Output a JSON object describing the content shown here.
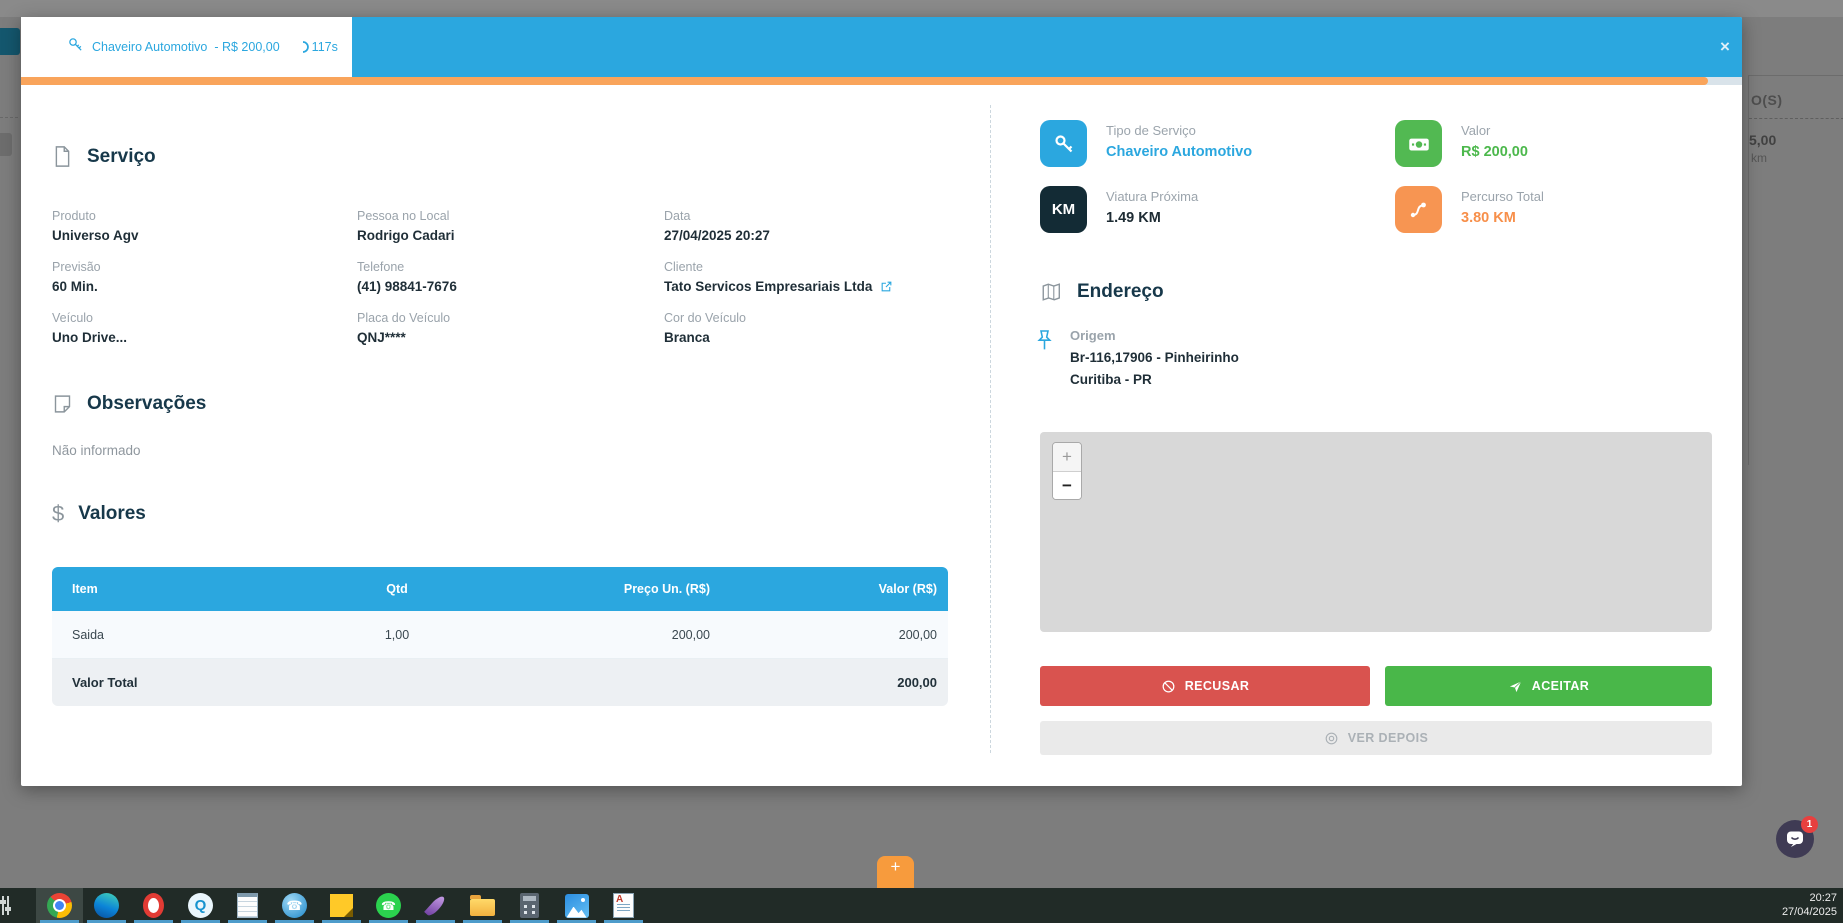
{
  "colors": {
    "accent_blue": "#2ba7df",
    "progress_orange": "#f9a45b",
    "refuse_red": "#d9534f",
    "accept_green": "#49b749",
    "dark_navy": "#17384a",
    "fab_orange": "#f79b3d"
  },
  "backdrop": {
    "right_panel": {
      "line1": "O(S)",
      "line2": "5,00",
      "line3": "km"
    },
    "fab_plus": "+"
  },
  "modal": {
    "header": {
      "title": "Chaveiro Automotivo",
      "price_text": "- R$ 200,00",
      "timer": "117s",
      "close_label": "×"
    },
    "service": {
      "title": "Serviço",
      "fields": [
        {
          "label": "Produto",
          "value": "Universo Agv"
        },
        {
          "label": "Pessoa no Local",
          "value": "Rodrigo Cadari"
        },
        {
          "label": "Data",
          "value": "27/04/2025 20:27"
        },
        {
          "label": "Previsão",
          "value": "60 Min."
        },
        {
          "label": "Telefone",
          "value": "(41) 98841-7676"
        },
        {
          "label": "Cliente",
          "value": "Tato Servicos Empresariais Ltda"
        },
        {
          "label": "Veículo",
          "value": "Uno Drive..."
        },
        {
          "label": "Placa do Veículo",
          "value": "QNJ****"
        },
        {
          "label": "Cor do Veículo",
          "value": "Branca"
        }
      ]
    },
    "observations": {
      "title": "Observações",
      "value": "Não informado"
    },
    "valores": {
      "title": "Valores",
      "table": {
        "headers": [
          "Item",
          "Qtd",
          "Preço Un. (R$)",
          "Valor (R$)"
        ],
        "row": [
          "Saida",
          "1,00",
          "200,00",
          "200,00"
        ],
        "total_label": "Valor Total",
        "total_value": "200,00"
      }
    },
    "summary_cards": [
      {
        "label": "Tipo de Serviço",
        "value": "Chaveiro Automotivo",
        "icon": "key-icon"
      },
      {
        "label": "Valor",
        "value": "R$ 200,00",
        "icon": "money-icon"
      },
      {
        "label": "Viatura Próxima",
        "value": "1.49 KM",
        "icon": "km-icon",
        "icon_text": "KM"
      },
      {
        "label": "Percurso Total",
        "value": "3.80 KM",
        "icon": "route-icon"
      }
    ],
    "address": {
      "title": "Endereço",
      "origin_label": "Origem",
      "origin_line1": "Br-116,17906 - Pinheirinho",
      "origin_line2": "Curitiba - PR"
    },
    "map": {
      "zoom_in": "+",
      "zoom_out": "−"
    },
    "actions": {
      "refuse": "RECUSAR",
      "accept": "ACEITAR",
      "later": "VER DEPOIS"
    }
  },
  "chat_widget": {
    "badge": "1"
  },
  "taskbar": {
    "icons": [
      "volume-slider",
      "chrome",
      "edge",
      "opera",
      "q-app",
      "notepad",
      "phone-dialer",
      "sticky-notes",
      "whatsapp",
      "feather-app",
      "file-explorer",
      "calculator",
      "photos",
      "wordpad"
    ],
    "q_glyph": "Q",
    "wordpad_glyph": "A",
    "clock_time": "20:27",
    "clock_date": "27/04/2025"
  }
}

::::::::::

◆ Exercise directions ◆
Copy every line above that holds the word "Serviço".

◆ Task answer ◆
      "title": "Serviço",
        "label": "Tipo de Serviço",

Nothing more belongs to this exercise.